[Extracted records]
::::::::

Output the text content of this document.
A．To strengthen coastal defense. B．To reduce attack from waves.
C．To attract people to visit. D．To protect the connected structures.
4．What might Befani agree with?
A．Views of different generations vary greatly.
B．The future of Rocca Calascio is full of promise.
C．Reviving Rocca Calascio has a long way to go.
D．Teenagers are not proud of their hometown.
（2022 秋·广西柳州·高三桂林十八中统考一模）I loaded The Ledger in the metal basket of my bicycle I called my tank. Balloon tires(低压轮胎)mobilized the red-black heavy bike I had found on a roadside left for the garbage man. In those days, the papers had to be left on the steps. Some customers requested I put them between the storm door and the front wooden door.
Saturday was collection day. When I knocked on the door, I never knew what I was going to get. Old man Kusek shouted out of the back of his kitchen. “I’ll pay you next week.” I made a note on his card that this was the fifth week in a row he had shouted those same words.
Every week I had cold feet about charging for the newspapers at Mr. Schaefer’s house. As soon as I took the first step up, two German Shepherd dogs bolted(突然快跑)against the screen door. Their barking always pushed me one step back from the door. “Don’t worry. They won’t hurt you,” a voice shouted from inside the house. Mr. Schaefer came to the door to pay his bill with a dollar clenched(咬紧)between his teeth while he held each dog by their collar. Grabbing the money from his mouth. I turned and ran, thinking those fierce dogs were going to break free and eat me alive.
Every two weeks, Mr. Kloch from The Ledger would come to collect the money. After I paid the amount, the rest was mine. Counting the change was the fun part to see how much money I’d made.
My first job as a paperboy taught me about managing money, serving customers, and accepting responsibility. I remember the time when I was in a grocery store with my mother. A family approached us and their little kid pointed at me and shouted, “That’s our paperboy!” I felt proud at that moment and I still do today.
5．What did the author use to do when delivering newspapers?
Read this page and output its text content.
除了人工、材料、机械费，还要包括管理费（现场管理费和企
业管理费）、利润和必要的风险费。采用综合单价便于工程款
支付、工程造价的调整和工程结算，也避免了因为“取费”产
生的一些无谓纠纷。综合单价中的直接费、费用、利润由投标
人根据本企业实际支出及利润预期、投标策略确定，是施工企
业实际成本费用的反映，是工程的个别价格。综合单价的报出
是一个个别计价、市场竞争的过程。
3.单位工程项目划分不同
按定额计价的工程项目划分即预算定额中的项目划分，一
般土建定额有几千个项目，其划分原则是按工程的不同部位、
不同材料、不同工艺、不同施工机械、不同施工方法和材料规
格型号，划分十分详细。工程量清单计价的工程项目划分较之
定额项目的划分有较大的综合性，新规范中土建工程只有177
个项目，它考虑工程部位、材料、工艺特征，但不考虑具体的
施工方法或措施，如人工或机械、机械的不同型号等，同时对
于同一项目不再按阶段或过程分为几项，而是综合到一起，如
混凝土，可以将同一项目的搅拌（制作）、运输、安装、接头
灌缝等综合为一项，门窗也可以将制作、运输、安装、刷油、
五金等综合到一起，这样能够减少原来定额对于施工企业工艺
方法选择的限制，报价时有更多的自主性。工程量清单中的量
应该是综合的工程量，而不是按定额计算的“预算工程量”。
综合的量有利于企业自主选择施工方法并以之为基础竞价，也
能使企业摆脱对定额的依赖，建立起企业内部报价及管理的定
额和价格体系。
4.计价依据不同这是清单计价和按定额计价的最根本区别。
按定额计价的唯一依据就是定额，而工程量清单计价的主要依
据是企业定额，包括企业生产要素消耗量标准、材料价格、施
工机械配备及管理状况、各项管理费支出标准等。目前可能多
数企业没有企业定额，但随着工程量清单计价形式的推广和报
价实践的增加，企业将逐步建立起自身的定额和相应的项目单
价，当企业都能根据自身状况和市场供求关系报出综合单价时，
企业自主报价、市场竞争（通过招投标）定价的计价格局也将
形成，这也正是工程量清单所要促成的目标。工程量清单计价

::::::::

What to produce:
Repeat every record exactly as written, please.

Solution to this exercise:
Output the text content of this document.
A．To strengthen coastal defense. B．To reduce attack from waves.
C．To attract people to visit. D．To protect the connected structures.
4．What might Befani agree with?
A．Views of different generations vary greatly.
B．The future of Rocca Calascio is full of promise.
C．Reviving Rocca Calascio has a long way to go.
D．Teenagers are not proud of their hometown.
（2022 秋·广西柳州·高三桂林十八中统考一模）I loaded The Ledger in the metal basket of my bicycle I called my tank. Balloon tires(低压轮胎)mobilized the red-black heavy bike I had found on a roadside left for the garbage man. In those days, the papers had to be left on the steps. Some customers requested I put them between the storm door and the front wooden door.
Saturday was collection day. When I knocked on the door, I never knew what I was going to get. Old man Kusek shouted out of the back of his kitchen. “I’ll pay you next week.” I made a note on his card that this was the fifth week in a row he had shouted those same words.
Every week I had cold feet about charging for the newspapers at Mr. Schaefer’s house. As soon as I took the first step up, two German Shepherd dogs bolted(突然快跑)against the screen door. Their barking always pushed me one step back from the door. “Don’t worry. They won’t hurt you,” a voice shouted from inside the house. Mr. Schaefer came to the door to pay his bill with a dollar clenched(咬紧)between his teeth while he held each dog by their collar. Grabbing the money from his mouth. I turned and ran, thinking those fierce dogs were going to break free and eat me alive.
Every two weeks, Mr. Kloch from The Ledger would come to collect the money. After I paid the amount, the rest was mine. Counting the change was the fun part to see how much money I’d made.
My first job as a paperboy taught me about managing money, serving customers, and accepting responsibility. I remember the time when I was in a grocery store with my mother. A family approached us and their little kid pointed at me and shouted, “That’s our paperboy!” I felt proud at that moment and I still do today.
5．What did the author use to do when delivering newspapers?
Read this page and output its text content.
除了人工、材料、机械费，还要包括管理费（现场管理费和企
业管理费）、利润和必要的风险费。采用综合单价便于工程款
支付、工程造价的调整和工程结算，也避免了因为“取费”产
生的一些无谓纠纷。综合单价中的直接费、费用、利润由投标
人根据本企业实际支出及利润预期、投标策略确定，是施工企
业实际成本费用的反映，是工程的个别价格。综合单价的报出
是一个个别计价、市场竞争的过程。
3.单位工程项目划分不同
按定额计价的工程项目划分即预算定额中的项目划分，一
般土建定额有几千个项目，其划分原则是按工程的不同部位、
不同材料、不同工艺、不同施工机械、不同施工方法和材料规
格型号，划分十分详细。工程量清单计价的工程项目划分较之
定额项目的划分有较大的综合性，新规范中土建工程只有177
个项目，它考虑工程部位、材料、工艺特征，但不考虑具体的
施工方法或措施，如人工或机械、机械的不同型号等，同时对
于同一项目不再按阶段或过程分为几项，而是综合到一起，如
混凝土，可以将同一项目的搅拌（制作）、运输、安装、接头
灌缝等综合为一项，门窗也可以将制作、运输、安装、刷油、
五金等综合到一起，这样能够减少原来定额对于施工企业工艺
方法选择的限制，报价时有更多的自主性。工程量清单中的量
应该是综合的工程量，而不是按定额计算的“预算工程量”。
综合的量有利于企业自主选择施工方法并以之为基础竞价，也
能使企业摆脱对定额的依赖，建立起企业内部报价及管理的定
额和价格体系。
4.计价依据不同这是清单计价和按定额计价的最根本区别。
按定额计价的唯一依据就是定额，而工程量清单计价的主要依
据是企业定额，包括企业生产要素消耗量标准、材料价格、施
工机械配备及管理状况、各项管理费支出标准等。目前可能多
数企业没有企业定额，但随着工程量清单计价形式的推广和报
价实践的增加，企业将逐步建立起自身的定额和相应的项目单
价，当企业都能根据自身状况和市场供求关系报出综合单价时，
企业自主报价、市场竞争（通过招投标）定价的计价格局也将
形成，这也正是工程量清单所要促成的目标。工程量清单计价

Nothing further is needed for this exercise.